Layout region records:
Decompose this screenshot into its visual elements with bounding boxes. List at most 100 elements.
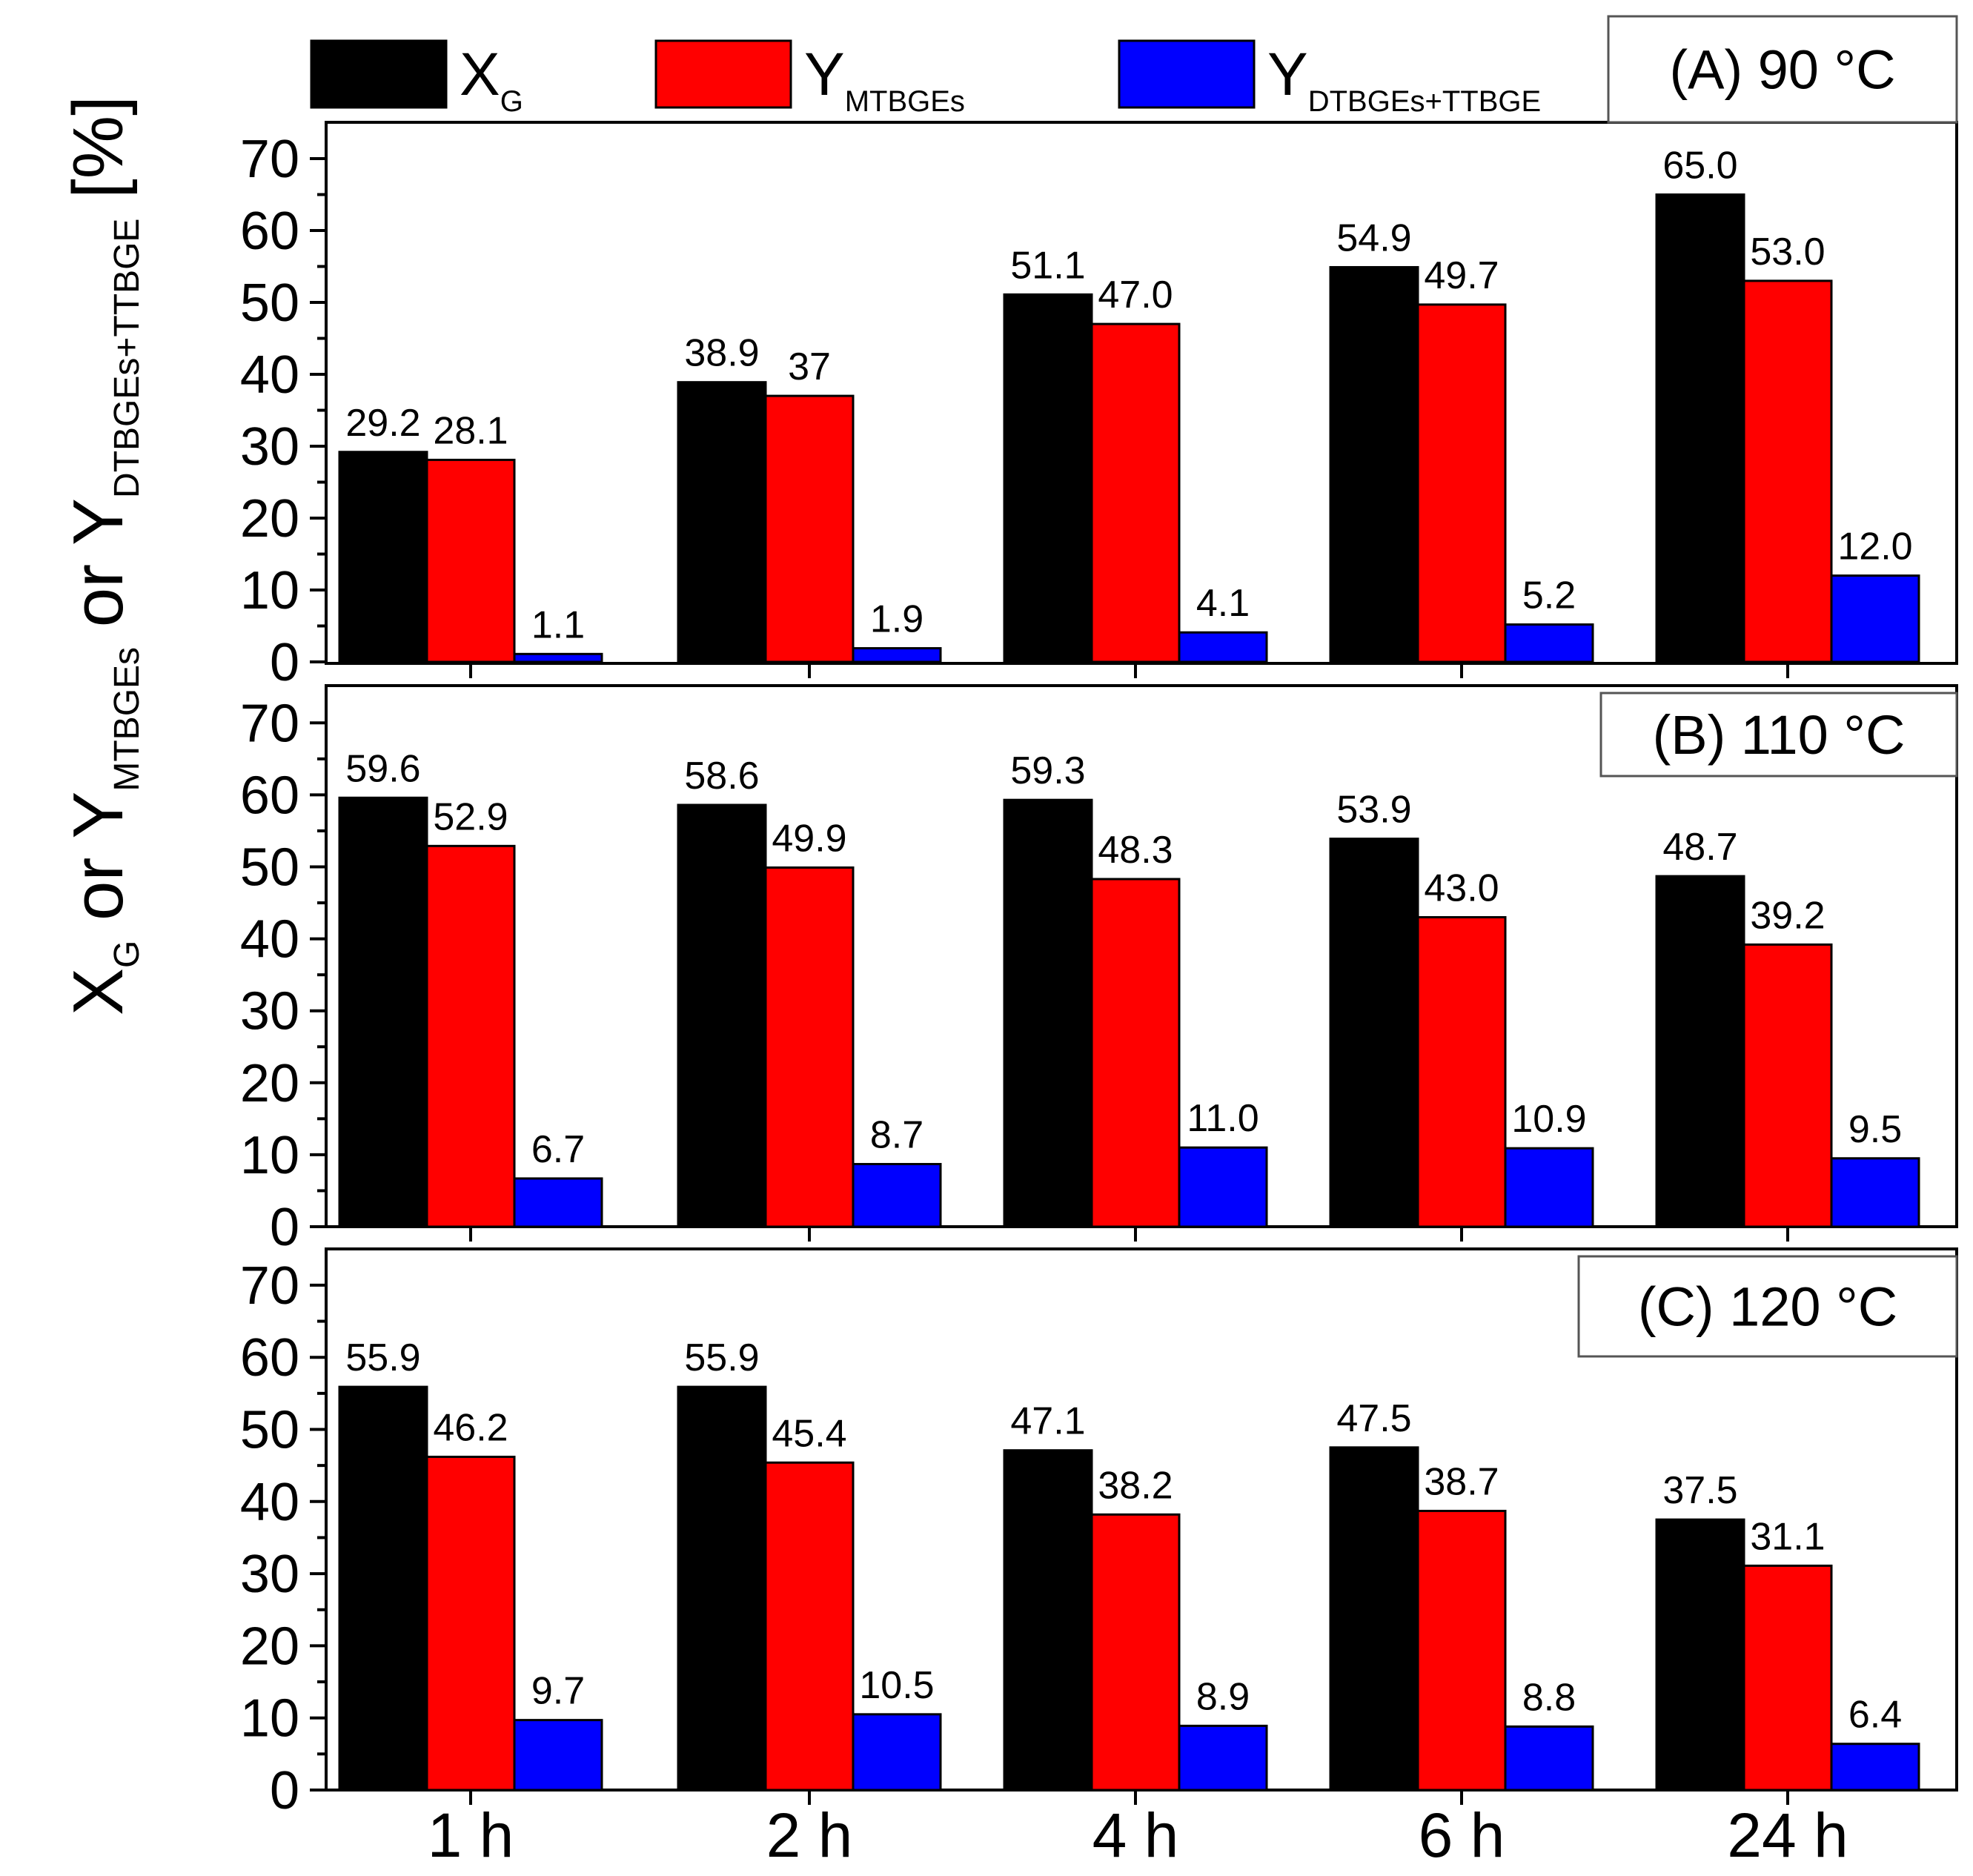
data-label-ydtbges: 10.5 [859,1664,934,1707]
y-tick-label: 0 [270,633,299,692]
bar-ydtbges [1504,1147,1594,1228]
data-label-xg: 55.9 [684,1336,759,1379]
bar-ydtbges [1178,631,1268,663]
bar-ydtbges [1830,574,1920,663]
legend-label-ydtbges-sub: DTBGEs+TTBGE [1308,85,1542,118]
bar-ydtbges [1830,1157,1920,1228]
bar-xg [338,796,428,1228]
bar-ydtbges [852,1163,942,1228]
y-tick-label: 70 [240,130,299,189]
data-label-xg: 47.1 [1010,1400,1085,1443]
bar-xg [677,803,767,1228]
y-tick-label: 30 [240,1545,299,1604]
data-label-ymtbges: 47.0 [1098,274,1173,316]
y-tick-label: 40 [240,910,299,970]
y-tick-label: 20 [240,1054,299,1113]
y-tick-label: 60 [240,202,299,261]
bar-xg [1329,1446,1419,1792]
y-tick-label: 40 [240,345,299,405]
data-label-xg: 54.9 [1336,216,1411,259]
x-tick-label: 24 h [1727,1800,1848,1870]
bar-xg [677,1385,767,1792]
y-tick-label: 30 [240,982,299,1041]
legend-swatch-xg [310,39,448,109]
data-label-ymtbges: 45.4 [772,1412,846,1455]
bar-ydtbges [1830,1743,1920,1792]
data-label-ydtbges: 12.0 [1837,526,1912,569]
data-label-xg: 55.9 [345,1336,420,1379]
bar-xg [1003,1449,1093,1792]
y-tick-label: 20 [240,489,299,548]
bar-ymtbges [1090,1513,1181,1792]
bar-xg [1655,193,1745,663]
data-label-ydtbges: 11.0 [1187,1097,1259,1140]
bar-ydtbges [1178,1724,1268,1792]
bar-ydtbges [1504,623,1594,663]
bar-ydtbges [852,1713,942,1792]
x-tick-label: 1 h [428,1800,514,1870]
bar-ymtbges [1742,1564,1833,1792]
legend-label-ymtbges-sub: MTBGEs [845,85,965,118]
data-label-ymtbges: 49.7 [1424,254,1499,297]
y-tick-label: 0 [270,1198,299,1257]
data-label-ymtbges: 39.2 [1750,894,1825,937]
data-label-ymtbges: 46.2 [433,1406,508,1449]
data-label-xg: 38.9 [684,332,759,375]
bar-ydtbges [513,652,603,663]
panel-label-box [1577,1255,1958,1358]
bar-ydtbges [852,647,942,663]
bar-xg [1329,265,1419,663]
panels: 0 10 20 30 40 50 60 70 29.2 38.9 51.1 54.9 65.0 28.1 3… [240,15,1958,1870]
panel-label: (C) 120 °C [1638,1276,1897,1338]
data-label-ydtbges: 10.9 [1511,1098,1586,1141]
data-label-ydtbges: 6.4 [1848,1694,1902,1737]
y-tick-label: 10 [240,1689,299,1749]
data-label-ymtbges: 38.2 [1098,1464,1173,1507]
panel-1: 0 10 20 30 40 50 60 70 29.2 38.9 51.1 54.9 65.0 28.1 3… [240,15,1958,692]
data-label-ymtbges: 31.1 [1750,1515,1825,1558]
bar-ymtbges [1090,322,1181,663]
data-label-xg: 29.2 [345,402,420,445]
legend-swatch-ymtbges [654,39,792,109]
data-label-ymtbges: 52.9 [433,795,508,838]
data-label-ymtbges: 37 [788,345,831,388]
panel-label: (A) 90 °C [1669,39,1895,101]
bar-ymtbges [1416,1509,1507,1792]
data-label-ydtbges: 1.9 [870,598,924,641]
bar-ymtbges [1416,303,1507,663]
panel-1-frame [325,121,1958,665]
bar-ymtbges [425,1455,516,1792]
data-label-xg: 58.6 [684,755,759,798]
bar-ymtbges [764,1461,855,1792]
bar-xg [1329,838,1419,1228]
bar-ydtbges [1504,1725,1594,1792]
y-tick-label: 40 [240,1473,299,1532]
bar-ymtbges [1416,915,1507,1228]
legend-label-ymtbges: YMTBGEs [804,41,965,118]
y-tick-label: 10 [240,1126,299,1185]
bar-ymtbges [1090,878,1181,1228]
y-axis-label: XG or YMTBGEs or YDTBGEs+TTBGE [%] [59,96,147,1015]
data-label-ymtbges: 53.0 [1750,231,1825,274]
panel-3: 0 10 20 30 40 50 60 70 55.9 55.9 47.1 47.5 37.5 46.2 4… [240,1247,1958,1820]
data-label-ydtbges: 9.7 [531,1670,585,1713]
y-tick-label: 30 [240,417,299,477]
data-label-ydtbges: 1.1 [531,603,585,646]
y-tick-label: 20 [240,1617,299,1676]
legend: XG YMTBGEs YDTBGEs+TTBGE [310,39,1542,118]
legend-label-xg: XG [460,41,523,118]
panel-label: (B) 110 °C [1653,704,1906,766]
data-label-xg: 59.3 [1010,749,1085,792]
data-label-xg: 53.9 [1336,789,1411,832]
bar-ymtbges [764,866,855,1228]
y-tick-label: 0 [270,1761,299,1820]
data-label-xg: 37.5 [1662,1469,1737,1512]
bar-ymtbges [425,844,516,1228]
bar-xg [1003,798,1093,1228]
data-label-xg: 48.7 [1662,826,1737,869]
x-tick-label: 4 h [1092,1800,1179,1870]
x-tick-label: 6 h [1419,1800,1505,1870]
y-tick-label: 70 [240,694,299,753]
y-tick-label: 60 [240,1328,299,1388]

==

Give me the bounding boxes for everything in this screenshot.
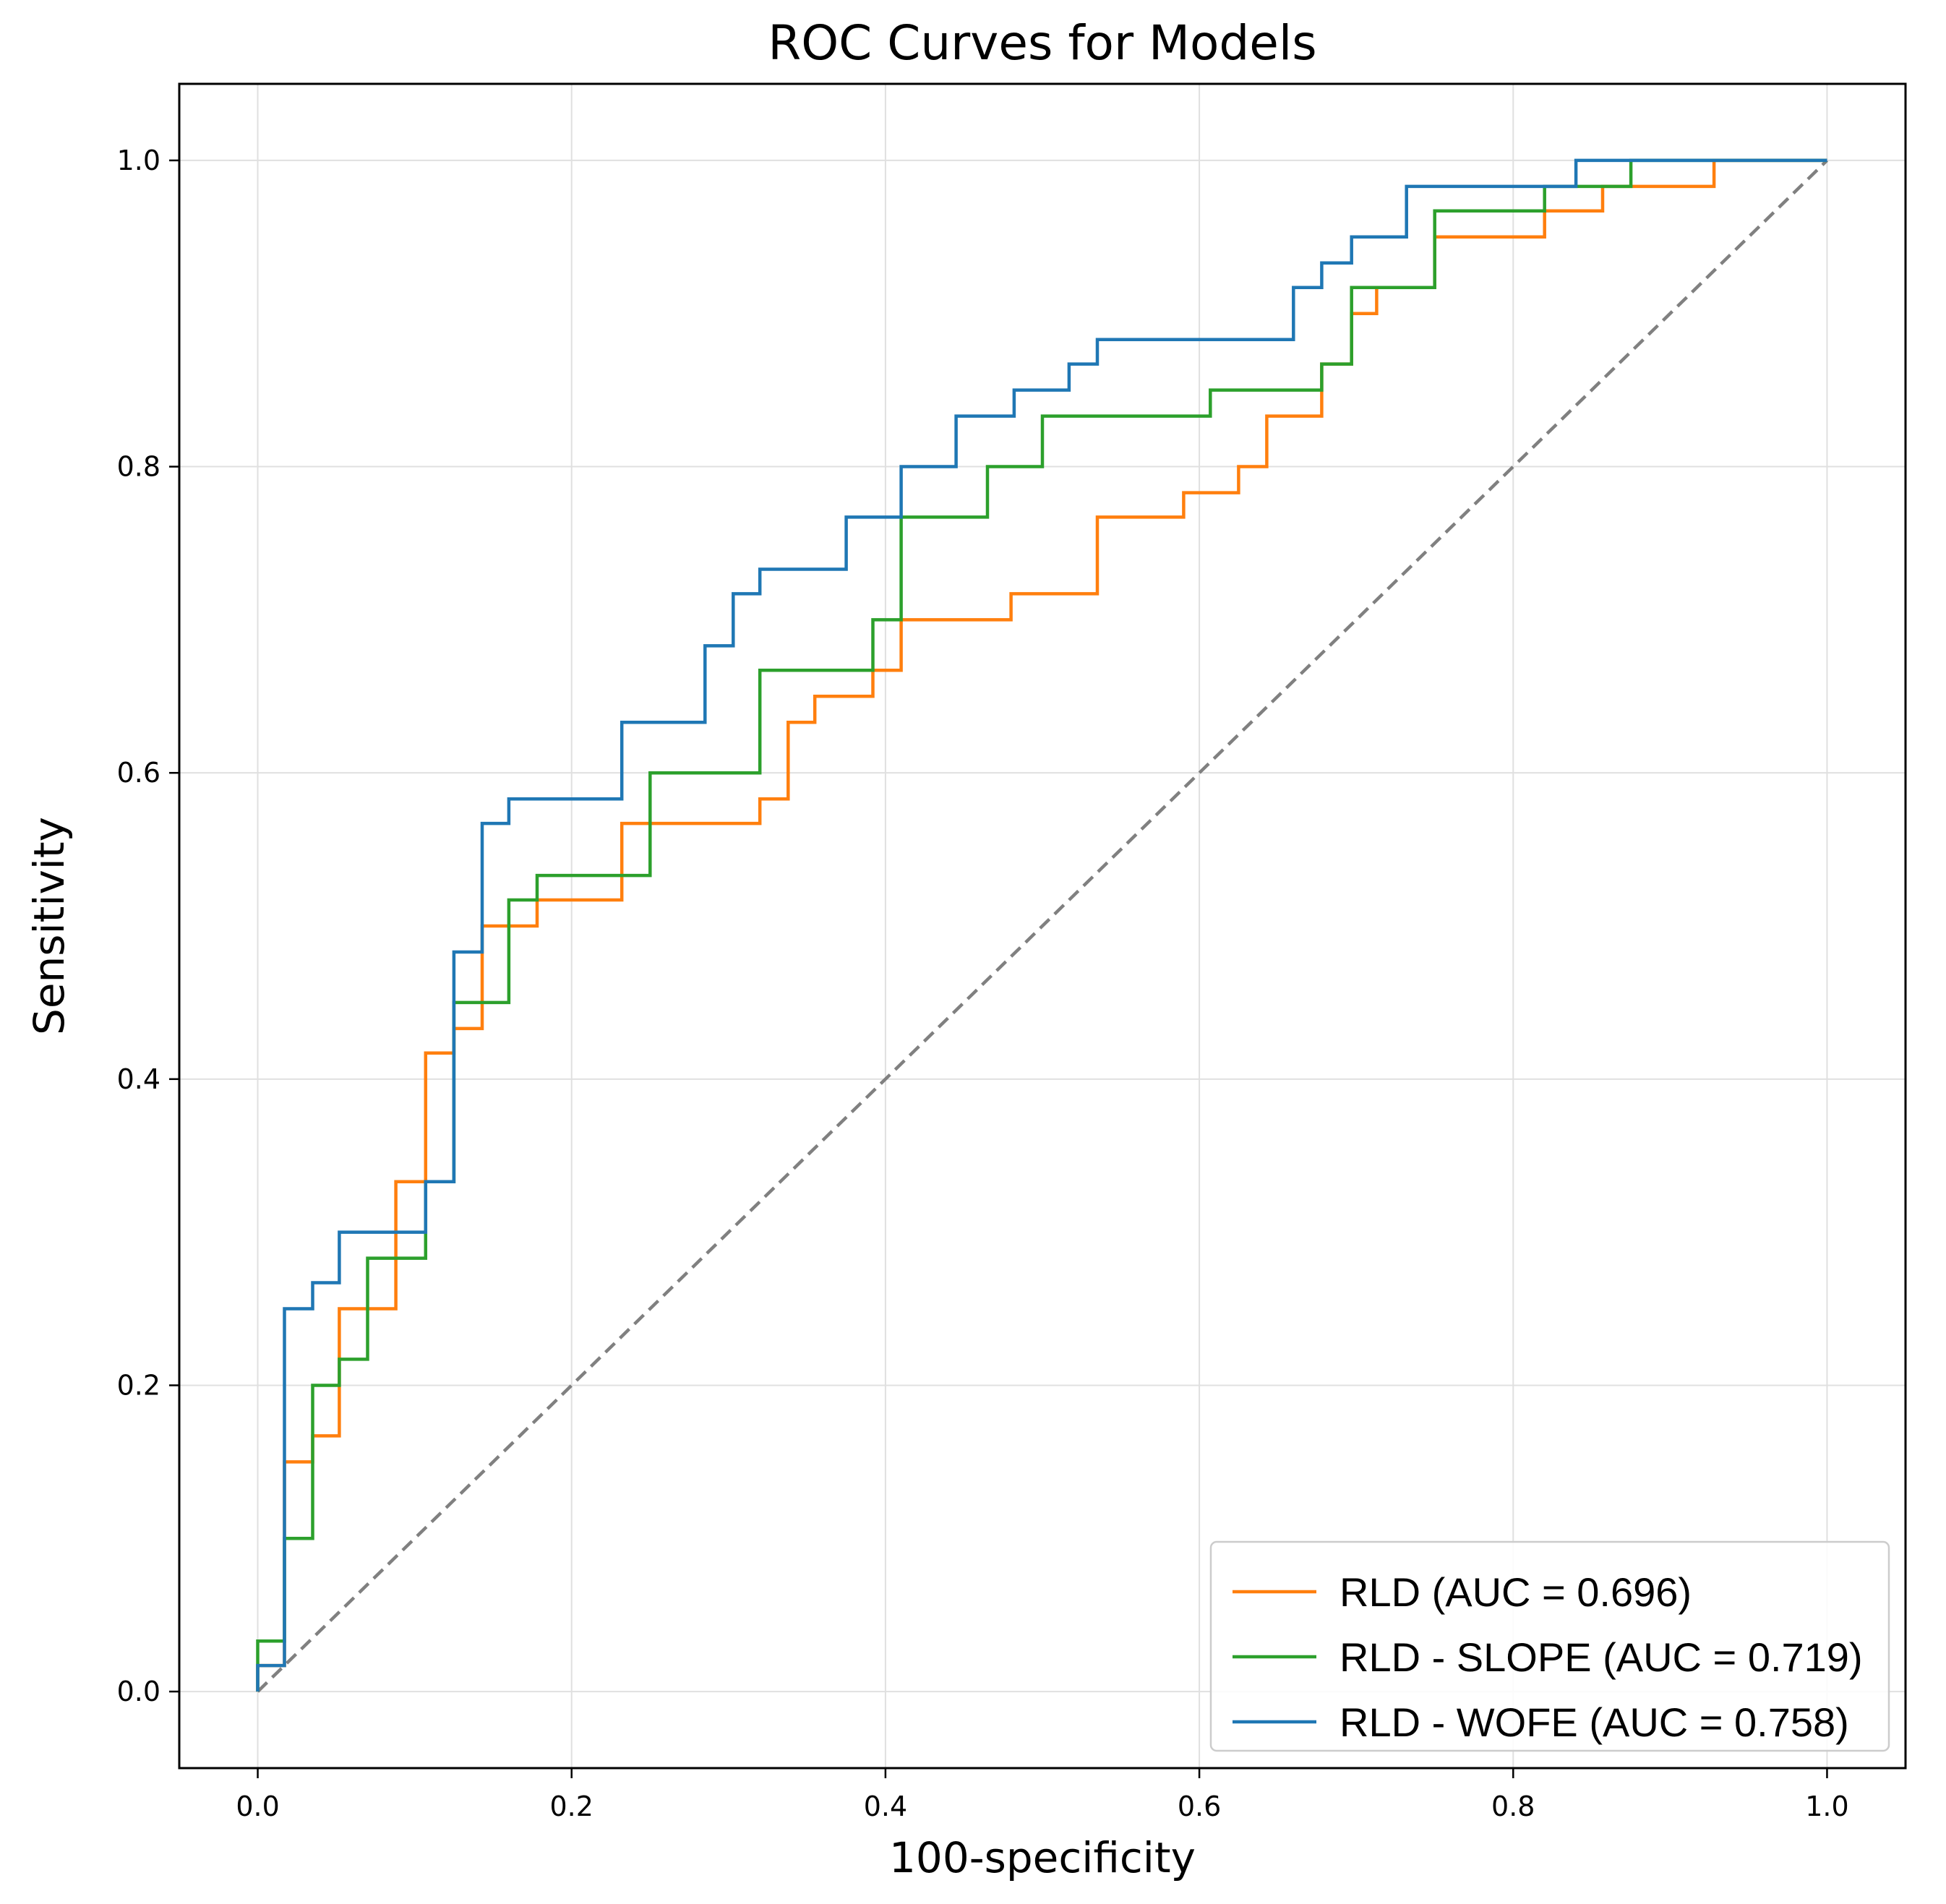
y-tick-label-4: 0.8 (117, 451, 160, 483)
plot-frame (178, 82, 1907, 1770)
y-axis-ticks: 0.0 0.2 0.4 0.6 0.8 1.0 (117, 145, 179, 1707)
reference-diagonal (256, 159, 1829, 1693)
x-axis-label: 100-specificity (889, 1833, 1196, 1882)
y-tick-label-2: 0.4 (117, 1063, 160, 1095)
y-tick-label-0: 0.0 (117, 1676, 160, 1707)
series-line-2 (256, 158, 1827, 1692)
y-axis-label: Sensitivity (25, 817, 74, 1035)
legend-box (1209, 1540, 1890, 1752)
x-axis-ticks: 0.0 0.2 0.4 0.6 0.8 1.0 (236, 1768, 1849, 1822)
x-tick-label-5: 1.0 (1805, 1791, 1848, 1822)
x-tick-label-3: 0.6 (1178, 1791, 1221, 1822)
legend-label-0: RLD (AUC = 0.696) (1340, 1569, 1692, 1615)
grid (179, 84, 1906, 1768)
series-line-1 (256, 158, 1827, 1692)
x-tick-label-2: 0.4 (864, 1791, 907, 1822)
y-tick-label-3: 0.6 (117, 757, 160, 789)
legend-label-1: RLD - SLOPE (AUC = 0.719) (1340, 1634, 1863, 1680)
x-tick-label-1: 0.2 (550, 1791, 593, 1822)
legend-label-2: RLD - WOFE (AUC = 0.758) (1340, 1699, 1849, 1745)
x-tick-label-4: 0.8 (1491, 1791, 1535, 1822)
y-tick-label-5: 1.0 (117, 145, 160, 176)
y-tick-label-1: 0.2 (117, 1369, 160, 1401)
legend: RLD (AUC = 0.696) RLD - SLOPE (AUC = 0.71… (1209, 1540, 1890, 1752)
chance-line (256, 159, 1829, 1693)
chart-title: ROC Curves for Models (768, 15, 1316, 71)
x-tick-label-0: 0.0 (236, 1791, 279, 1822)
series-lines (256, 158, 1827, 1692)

What is required ▸ Rewrite the lines of the material starting with the line containing "y-tick-label-4: 0.8 (117, 451, 160, 483)" and going on through the line containing "x-tick-label-1: 0.2 (550, 1791, 593, 1822)", changing "Sensitivity" to "True Positive Rate" and leaving everything else the same.

Solution below ▸
y-tick-label-4: 0.8 (117, 451, 160, 483)
plot-frame (178, 82, 1907, 1770)
y-axis-ticks: 0.0 0.2 0.4 0.6 0.8 1.0 (117, 145, 179, 1707)
reference-diagonal (256, 159, 1829, 1693)
x-axis-label: 100-specificity (889, 1833, 1196, 1882)
y-tick-label-2: 0.4 (117, 1063, 160, 1095)
y-tick-label-0: 0.0 (117, 1676, 160, 1707)
series-line-2 (256, 158, 1827, 1692)
y-axis-label: True Positive Rate (25, 817, 74, 1035)
legend-box (1209, 1540, 1890, 1752)
x-axis-ticks: 0.0 0.2 0.4 0.6 0.8 1.0 (236, 1768, 1849, 1822)
x-tick-label-5: 1.0 (1805, 1791, 1848, 1822)
x-tick-label-3: 0.6 (1178, 1791, 1221, 1822)
legend-label-0: RLD (AUC = 0.696) (1340, 1569, 1692, 1615)
grid (179, 84, 1906, 1768)
series-line-1 (256, 158, 1827, 1692)
x-tick-label-2: 0.4 (864, 1791, 907, 1822)
y-tick-label-3: 0.6 (117, 757, 160, 789)
legend-label-1: RLD - SLOPE (AUC = 0.719) (1340, 1634, 1863, 1680)
x-tick-label-1: 0.2 (550, 1791, 593, 1822)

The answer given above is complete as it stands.